● **Provided information**:
-------------------------

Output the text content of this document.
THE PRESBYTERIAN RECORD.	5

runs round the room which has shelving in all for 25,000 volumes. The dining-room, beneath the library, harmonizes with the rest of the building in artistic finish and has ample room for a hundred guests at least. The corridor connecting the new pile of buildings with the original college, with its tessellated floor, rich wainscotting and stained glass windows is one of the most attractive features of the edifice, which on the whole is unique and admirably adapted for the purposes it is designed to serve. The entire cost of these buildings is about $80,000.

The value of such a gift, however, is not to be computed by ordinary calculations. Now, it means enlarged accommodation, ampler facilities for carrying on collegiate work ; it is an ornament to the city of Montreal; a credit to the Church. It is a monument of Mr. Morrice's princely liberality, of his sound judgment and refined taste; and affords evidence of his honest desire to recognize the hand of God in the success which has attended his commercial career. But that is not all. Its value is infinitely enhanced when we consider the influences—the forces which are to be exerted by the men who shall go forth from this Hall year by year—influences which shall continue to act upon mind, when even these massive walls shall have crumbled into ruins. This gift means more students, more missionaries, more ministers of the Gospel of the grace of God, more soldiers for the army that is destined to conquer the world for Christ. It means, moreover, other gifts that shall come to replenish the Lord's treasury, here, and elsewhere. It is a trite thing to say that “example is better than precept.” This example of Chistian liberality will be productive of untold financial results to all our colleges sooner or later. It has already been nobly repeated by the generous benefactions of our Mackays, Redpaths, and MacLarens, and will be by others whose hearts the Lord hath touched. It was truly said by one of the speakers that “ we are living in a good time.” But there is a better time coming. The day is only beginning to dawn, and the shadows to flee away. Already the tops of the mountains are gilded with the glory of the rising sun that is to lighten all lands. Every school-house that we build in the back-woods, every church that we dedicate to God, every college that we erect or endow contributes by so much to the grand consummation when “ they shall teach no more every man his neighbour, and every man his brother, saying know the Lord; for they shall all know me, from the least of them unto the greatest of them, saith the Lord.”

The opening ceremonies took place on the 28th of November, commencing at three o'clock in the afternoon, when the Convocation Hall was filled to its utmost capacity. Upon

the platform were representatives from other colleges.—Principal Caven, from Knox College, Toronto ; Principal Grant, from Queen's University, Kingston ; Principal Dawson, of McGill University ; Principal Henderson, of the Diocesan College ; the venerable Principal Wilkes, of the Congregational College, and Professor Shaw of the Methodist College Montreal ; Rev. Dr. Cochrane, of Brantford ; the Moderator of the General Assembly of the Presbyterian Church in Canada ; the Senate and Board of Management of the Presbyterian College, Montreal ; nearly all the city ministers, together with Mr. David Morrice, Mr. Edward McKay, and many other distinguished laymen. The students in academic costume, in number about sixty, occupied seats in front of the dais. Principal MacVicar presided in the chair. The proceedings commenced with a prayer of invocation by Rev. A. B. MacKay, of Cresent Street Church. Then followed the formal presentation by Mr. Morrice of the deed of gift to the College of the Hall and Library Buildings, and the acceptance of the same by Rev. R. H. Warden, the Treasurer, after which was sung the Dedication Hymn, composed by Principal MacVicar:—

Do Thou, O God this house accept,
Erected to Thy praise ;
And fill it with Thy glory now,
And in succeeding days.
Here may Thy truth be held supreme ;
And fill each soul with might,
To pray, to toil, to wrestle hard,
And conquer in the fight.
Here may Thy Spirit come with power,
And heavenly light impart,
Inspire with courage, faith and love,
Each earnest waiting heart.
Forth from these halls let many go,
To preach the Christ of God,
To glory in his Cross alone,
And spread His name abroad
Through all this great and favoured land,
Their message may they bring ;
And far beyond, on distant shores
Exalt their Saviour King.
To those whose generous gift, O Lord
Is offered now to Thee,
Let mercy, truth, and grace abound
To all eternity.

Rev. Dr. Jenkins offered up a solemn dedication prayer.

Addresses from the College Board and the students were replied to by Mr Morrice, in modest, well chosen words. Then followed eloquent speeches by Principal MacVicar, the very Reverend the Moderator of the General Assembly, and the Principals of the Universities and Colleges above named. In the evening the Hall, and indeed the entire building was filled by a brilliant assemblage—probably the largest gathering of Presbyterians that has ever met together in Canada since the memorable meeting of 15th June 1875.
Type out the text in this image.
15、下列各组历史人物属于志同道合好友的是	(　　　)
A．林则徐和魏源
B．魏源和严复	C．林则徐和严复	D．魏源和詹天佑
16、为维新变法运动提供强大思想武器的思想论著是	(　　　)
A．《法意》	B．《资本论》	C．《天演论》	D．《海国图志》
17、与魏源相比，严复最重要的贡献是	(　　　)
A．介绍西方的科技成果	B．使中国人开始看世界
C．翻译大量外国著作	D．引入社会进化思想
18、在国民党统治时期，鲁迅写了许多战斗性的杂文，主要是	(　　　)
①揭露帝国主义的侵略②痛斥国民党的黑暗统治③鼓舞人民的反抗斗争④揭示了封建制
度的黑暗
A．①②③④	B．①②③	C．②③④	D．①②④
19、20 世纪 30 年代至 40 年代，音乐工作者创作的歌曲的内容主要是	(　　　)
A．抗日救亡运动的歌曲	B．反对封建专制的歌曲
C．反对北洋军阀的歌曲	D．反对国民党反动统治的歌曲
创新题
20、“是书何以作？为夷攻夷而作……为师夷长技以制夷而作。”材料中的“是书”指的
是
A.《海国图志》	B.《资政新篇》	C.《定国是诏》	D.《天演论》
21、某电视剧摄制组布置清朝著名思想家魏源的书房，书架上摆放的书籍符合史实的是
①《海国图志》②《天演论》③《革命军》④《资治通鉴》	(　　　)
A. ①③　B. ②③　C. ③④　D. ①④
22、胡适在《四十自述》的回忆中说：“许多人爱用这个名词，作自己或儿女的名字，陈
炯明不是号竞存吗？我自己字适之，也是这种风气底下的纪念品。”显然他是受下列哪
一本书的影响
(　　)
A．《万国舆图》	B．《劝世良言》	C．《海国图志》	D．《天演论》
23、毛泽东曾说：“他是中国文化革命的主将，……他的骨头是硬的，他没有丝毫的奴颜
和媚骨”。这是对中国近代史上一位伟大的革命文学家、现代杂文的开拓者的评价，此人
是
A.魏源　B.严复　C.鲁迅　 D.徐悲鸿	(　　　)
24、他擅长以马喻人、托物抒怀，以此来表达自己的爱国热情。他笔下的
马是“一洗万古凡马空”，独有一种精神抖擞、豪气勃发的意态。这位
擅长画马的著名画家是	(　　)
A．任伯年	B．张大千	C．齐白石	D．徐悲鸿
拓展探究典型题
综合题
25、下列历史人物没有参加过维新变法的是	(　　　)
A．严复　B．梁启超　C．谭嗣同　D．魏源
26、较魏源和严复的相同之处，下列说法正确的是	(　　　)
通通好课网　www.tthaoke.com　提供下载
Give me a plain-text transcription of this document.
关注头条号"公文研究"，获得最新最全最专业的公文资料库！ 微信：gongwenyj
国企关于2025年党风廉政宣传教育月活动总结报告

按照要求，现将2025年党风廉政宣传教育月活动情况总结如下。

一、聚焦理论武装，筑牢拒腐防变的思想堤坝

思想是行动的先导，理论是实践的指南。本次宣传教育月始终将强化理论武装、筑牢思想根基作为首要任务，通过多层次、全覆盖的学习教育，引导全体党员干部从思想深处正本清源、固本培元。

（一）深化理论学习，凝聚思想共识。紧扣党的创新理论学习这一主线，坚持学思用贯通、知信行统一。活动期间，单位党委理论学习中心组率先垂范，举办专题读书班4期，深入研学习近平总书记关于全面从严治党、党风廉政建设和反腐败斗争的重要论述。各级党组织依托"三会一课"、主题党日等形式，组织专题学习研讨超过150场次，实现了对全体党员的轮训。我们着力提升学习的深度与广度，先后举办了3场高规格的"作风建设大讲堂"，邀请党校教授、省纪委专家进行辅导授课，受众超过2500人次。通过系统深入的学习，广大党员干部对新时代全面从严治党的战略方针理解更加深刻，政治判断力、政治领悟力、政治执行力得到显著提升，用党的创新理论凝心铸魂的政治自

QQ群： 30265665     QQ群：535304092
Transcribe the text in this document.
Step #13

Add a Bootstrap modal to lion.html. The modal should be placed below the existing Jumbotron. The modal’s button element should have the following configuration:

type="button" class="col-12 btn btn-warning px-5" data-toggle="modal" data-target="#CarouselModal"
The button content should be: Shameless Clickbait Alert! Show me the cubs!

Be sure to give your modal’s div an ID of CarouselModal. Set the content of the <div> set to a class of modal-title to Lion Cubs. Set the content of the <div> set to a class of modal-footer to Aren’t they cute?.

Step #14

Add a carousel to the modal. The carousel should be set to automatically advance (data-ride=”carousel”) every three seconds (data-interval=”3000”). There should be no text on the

-------------------------

● **Exercise task**: Repeat exactly the lines from the line containing "Transcribe the text in this document." through the end of the listing above; both boundary lines are part of the output.

● **Complete answer**:
Transcribe the text in this document.
Step #13

Add a Bootstrap modal to lion.html. The modal should be placed below the existing Jumbotron. The modal’s button element should have the following configuration:

type="button" class="col-12 btn btn-warning px-5" data-toggle="modal" data-target="#CarouselModal"
The button content should be: Shameless Clickbait Alert! Show me the cubs!

Be sure to give your modal’s div an ID of CarouselModal. Set the content of the <div> set to a class of modal-title to Lion Cubs. Set the content of the <div> set to a class of modal-footer to Aren’t they cute?.

Step #14

Add a carousel to the modal. The carousel should be set to automatically advance (data-ride=”carousel”) every three seconds (data-interval=”3000”). There should be no text on the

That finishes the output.